══ Data extract ══

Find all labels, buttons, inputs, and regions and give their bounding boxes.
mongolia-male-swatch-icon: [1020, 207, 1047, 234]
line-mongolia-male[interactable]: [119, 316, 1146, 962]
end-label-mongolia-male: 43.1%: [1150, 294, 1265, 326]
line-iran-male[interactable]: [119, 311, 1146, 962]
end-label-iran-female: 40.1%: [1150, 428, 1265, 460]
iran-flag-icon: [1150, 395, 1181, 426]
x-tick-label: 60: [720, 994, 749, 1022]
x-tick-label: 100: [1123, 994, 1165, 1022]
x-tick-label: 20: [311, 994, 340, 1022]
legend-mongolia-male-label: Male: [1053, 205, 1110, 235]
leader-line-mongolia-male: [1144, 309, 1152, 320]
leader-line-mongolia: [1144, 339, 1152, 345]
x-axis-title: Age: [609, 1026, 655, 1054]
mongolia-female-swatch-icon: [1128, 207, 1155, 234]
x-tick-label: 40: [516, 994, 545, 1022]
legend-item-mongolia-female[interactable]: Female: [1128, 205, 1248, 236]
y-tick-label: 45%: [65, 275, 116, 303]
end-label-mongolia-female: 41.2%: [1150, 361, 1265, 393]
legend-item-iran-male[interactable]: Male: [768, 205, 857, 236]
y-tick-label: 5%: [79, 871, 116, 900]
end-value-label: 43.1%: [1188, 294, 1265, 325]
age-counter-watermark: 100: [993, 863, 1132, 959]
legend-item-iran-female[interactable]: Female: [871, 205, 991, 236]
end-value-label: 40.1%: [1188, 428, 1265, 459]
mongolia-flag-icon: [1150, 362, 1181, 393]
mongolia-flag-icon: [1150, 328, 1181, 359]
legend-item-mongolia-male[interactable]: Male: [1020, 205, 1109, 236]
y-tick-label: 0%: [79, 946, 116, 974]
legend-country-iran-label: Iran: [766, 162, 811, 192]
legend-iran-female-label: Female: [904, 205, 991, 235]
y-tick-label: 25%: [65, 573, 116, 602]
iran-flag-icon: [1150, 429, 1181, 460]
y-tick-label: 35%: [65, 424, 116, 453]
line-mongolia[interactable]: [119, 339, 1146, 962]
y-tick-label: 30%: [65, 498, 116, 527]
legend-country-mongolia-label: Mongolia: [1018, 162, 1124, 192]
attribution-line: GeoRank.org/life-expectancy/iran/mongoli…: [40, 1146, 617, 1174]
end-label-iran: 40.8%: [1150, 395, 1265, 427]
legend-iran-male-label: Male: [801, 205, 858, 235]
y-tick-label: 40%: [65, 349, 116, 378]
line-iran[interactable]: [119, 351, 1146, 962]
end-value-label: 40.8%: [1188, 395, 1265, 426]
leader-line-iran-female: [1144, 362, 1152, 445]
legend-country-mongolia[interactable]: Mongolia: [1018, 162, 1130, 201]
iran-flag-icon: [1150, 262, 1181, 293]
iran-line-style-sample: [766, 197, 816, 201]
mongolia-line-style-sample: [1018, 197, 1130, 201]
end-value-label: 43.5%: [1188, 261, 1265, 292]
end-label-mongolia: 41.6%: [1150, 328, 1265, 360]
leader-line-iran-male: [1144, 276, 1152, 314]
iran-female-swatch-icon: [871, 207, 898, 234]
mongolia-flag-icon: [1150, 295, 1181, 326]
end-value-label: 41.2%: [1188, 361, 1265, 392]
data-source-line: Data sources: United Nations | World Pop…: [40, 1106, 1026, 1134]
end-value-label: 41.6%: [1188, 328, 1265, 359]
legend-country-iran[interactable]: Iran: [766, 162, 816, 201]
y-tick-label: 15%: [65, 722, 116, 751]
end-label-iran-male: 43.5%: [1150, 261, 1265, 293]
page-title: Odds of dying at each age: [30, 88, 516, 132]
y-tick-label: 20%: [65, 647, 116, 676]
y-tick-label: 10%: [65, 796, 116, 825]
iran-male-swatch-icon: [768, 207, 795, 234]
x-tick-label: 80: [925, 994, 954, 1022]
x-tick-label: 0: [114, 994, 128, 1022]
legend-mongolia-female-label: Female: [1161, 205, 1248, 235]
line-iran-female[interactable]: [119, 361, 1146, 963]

═══

**What is needed:**
Reproduce every line above word for word, in the same order.

**Response:**
Find all labels, buttons, inputs, and regions and give their bounding boxes.
mongolia-male-swatch-icon: [1020, 207, 1047, 234]
line-mongolia-male[interactable]: [119, 316, 1146, 962]
end-label-mongolia-male: 43.1%: [1150, 294, 1265, 326]
line-iran-male[interactable]: [119, 311, 1146, 962]
end-label-iran-female: 40.1%: [1150, 428, 1265, 460]
iran-flag-icon: [1150, 395, 1181, 426]
x-tick-label: 60: [720, 994, 749, 1022]
x-tick-label: 100: [1123, 994, 1165, 1022]
x-tick-label: 20: [311, 994, 340, 1022]
legend-mongolia-male-label: Male: [1053, 205, 1110, 235]
leader-line-mongolia-male: [1144, 309, 1152, 320]
leader-line-mongolia: [1144, 339, 1152, 345]
x-axis-title: Age: [609, 1026, 655, 1054]
mongolia-female-swatch-icon: [1128, 207, 1155, 234]
x-tick-label: 40: [516, 994, 545, 1022]
legend-item-mongolia-female[interactable]: Female: [1128, 205, 1248, 236]
y-tick-label: 45%: [65, 275, 116, 303]
end-label-mongolia-female: 41.2%: [1150, 361, 1265, 393]
legend-item-iran-male[interactable]: Male: [768, 205, 857, 236]
y-tick-label: 5%: [79, 871, 116, 900]
end-value-label: 43.1%: [1188, 294, 1265, 325]
age-counter-watermark: 100: [993, 863, 1132, 959]
legend-item-iran-female[interactable]: Female: [871, 205, 991, 236]
end-value-label: 40.1%: [1188, 428, 1265, 459]
mongolia-flag-icon: [1150, 362, 1181, 393]
mongolia-flag-icon: [1150, 328, 1181, 359]
legend-item-mongolia-male[interactable]: Male: [1020, 205, 1109, 236]
y-tick-label: 0%: [79, 946, 116, 974]
legend-country-iran-label: Iran: [766, 162, 811, 192]
legend-iran-female-label: Female: [904, 205, 991, 235]
y-tick-label: 25%: [65, 573, 116, 602]
iran-flag-icon: [1150, 429, 1181, 460]
y-tick-label: 35%: [65, 424, 116, 453]
line-mongolia[interactable]: [119, 339, 1146, 962]
y-tick-label: 30%: [65, 498, 116, 527]
legend-country-mongolia-label: Mongolia: [1018, 162, 1124, 192]
attribution-line: GeoRank.org/life-expectancy/iran/mongoli…: [40, 1146, 617, 1174]
end-label-iran: 40.8%: [1150, 395, 1265, 427]
legend-iran-male-label: Male: [801, 205, 858, 235]
y-tick-label: 40%: [65, 349, 116, 378]
line-iran[interactable]: [119, 351, 1146, 962]
end-value-label: 40.8%: [1188, 395, 1265, 426]
leader-line-iran-female: [1144, 362, 1152, 445]
legend-country-mongolia[interactable]: Mongolia: [1018, 162, 1130, 201]
iran-flag-icon: [1150, 262, 1181, 293]
iran-line-style-sample: [766, 197, 816, 201]
mongolia-line-style-sample: [1018, 197, 1130, 201]
end-value-label: 43.5%: [1188, 261, 1265, 292]
end-label-mongolia: 41.6%: [1150, 328, 1265, 360]
leader-line-iran-male: [1144, 276, 1152, 314]
iran-female-swatch-icon: [871, 207, 898, 234]
mongolia-flag-icon: [1150, 295, 1181, 326]
end-value-label: 41.2%: [1188, 361, 1265, 392]
data-source-line: Data sources: United Nations | World Pop…: [40, 1106, 1026, 1134]
end-value-label: 41.6%: [1188, 328, 1265, 359]
legend-country-iran[interactable]: Iran: [766, 162, 816, 201]
y-tick-label: 15%: [65, 722, 116, 751]
end-label-iran-male: 43.5%: [1150, 261, 1265, 293]
page-title: Odds of dying at each age: [30, 88, 516, 132]
y-tick-label: 20%: [65, 647, 116, 676]
y-tick-label: 10%: [65, 796, 116, 825]
iran-male-swatch-icon: [768, 207, 795, 234]
x-tick-label: 80: [925, 994, 954, 1022]
x-tick-label: 0: [114, 994, 128, 1022]
legend-mongolia-female-label: Female: [1161, 205, 1248, 235]
line-iran-female[interactable]: [119, 361, 1146, 963]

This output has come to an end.